- Exercise details -
Word for word, restate every line of the listing that follows.

----

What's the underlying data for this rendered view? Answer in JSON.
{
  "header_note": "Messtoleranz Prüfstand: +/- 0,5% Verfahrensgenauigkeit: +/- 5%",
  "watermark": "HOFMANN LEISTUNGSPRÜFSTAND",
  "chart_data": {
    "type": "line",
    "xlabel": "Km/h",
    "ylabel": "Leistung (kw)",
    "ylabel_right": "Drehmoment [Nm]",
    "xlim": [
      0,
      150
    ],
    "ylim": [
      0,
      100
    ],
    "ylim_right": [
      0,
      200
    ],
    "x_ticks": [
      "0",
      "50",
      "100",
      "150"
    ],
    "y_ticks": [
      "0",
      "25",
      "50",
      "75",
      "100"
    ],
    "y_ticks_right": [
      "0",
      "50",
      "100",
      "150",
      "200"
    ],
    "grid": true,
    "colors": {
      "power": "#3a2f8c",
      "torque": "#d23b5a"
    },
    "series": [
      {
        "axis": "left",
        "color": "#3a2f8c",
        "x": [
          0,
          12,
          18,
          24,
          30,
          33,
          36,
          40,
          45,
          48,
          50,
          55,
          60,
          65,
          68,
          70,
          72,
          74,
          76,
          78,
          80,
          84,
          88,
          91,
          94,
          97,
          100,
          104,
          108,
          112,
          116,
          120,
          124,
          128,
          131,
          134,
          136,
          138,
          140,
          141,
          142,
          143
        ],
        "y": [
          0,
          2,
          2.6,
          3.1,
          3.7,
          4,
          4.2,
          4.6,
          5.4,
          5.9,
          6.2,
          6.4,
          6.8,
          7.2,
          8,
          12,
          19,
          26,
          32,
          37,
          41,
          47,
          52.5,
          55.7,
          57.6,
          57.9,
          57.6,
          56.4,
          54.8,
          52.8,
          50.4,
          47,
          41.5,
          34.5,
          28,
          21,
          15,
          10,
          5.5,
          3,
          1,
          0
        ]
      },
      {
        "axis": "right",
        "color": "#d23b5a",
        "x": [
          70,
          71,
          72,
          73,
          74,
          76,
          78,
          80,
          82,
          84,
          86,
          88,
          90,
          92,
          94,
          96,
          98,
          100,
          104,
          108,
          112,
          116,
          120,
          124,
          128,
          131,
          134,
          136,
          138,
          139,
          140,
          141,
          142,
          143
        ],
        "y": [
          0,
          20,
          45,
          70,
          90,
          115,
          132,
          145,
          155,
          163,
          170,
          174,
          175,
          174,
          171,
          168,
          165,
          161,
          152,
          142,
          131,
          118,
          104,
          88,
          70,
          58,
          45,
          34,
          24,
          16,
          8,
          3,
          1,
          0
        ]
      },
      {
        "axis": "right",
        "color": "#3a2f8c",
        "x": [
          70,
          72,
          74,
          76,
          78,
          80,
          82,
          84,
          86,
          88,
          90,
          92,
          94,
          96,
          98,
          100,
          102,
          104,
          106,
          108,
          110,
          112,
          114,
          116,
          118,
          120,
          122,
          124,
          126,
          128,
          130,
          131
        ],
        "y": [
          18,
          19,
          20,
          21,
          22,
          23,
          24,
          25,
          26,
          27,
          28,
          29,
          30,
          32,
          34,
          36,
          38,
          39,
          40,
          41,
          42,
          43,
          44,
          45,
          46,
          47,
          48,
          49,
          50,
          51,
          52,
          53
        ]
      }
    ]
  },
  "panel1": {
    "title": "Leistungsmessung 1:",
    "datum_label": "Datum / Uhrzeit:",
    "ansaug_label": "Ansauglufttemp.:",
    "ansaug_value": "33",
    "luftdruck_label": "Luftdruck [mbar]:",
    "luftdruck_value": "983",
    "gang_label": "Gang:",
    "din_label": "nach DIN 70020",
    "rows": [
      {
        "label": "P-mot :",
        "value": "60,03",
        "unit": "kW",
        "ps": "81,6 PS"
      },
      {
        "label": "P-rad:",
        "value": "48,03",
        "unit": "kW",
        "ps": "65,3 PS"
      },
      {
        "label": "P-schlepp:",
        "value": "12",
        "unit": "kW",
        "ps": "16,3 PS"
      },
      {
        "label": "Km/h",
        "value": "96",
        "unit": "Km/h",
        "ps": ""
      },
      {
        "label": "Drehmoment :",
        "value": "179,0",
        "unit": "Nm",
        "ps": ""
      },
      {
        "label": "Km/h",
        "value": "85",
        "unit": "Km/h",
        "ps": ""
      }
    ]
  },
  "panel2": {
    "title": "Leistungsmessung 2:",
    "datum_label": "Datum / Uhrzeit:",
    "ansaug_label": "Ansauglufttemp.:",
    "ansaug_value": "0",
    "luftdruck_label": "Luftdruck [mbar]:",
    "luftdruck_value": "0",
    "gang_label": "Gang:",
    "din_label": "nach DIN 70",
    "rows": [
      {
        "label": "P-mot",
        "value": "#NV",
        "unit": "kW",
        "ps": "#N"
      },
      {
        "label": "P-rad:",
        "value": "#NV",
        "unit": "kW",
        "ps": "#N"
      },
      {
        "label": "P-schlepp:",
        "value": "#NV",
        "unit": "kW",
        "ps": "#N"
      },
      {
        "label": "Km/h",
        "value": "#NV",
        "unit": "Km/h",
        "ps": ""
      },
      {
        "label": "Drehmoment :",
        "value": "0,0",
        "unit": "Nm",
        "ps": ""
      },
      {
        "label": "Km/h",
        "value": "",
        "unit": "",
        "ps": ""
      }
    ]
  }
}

----

- Output -
What's the underlying data for this rendered view? Answer in JSON.
{
  "header_note": "Messtoleranz Prüfstand: +/- 0,5% Verfahrensgenauigkeit: +/- 5%",
  "watermark": "HOFMANN LEISTUNGSPRÜFSTAND",
  "chart_data": {
    "type": "line",
    "xlabel": "Km/h",
    "ylabel": "Leistung (kw)",
    "ylabel_right": "Drehmoment [Nm]",
    "xlim": [
      0,
      150
    ],
    "ylim": [
      0,
      100
    ],
    "ylim_right": [
      0,
      200
    ],
    "x_ticks": [
      "0",
      "50",
      "100",
      "150"
    ],
    "y_ticks": [
      "0",
      "25",
      "50",
      "75",
      "100"
    ],
    "y_ticks_right": [
      "0",
      "50",
      "100",
      "150",
      "200"
    ],
    "grid": true,
    "colors": {
      "power": "#3a2f8c",
      "torque": "#d23b5a"
    },
    "series": [
      {
        "axis": "left",
        "color": "#3a2f8c",
        "x": [
          0,
          12,
          18,
          24,
          30,
          33,
          36,
          40,
          45,
          48,
          50,
          55,
          60,
          65,
          68,
          70,
          72,
          74,
          76,
          78,
          80,
          84,
          88,
          91,
          94,
          97,
          100,
          104,
          108,
          112,
          116,
          120,
          124,
          128,
          131,
          134,
          136,
          138,
          140,
          141,
          142,
          143
        ],
        "y": [
          0,
          2,
          2.6,
          3.1,
          3.7,
          4,
          4.2,
          4.6,
          5.4,
          5.9,
          6.2,
          6.4,
          6.8,
          7.2,
          8,
          12,
          19,
          26,
          32,
          37,
          41,
          47,
          52.5,
          55.7,
          57.6,
          57.9,
          57.6,
          56.4,
          54.8,
          52.8,
          50.4,
          47,
          41.5,
          34.5,
          28,
          21,
          15,
          10,
          5.5,
          3,
          1,
          0
        ]
      },
      {
        "axis": "right",
        "color": "#d23b5a",
        "x": [
          70,
          71,
          72,
          73,
          74,
          76,
          78,
          80,
          82,
          84,
          86,
          88,
          90,
          92,
          94,
          96,
          98,
          100,
          104,
          108,
          112,
          116,
          120,
          124,
          128,
          131,
          134,
          136,
          138,
          139,
          140,
          141,
          142,
          143
        ],
        "y": [
          0,
          20,
          45,
          70,
          90,
          115,
          132,
          145,
          155,
          163,
          170,
          174,
          175,
          174,
          171,
          168,
          165,
          161,
          152,
          142,
          131,
          118,
          104,
          88,
          70,
          58,
          45,
          34,
          24,
          16,
          8,
          3,
          1,
          0
        ]
      },
      {
        "axis": "right",
        "color": "#3a2f8c",
        "x": [
          70,
          72,
          74,
          76,
          78,
          80,
          82,
          84,
          86,
          88,
          90,
          92,
          94,
          96,
          98,
          100,
          102,
          104,
          106,
          108,
          110,
          112,
          114,
          116,
          118,
          120,
          122,
          124,
          126,
          128,
          130,
          131
        ],
        "y": [
          18,
          19,
          20,
          21,
          22,
          23,
          24,
          25,
          26,
          27,
          28,
          29,
          30,
          32,
          34,
          36,
          38,
          39,
          40,
          41,
          42,
          43,
          44,
          45,
          46,
          47,
          48,
          49,
          50,
          51,
          52,
          53
        ]
      }
    ]
  },
  "panel1": {
    "title": "Leistungsmessung 1:",
    "datum_label": "Datum / Uhrzeit:",
    "ansaug_label": "Ansauglufttemp.:",
    "ansaug_value": "33",
    "luftdruck_label": "Luftdruck [mbar]:",
    "luftdruck_value": "983",
    "gang_label": "Gang:",
    "din_label": "nach DIN 70020",
    "rows": [
      {
        "label": "P-mot :",
        "value": "60,03",
        "unit": "kW",
        "ps": "81,6 PS"
      },
      {
        "label": "P-rad:",
        "value": "48,03",
        "unit": "kW",
        "ps": "65,3 PS"
      },
      {
        "label": "P-schlepp:",
        "value": "12",
        "unit": "kW",
        "ps": "16,3 PS"
      },
      {
        "label": "Km/h",
        "value": "96",
        "unit": "Km/h",
        "ps": ""
      },
      {
        "label": "Drehmoment :",
        "value": "179,0",
        "unit": "Nm",
        "ps": ""
      },
      {
        "label": "Km/h",
        "value": "85",
        "unit": "Km/h",
        "ps": ""
      }
    ]
  },
  "panel2": {
    "title": "Leistungsmessung 2:",
    "datum_label": "Datum / Uhrzeit:",
    "ansaug_label": "Ansauglufttemp.:",
    "ansaug_value": "0",
    "luftdruck_label": "Luftdruck [mbar]:",
    "luftdruck_value": "0",
    "gang_label": "Gang:",
    "din_label": "nach DIN 70",
    "rows": [
      {
        "label": "P-mot",
        "value": "#NV",
        "unit": "kW",
        "ps": "#N"
      },
      {
        "label": "P-rad:",
        "value": "#NV",
        "unit": "kW",
        "ps": "#N"
      },
      {
        "label": "P-schlepp:",
        "value": "#NV",
        "unit": "kW",
        "ps": "#N"
      },
      {
        "label": "Km/h",
        "value": "#NV",
        "unit": "Km/h",
        "ps": ""
      },
      {
        "label": "Drehmoment :",
        "value": "0,0",
        "unit": "Nm",
        "ps": ""
      },
      {
        "label": "Km/h",
        "value": "",
        "unit": "",
        "ps": ""
      }
    ]
  }
}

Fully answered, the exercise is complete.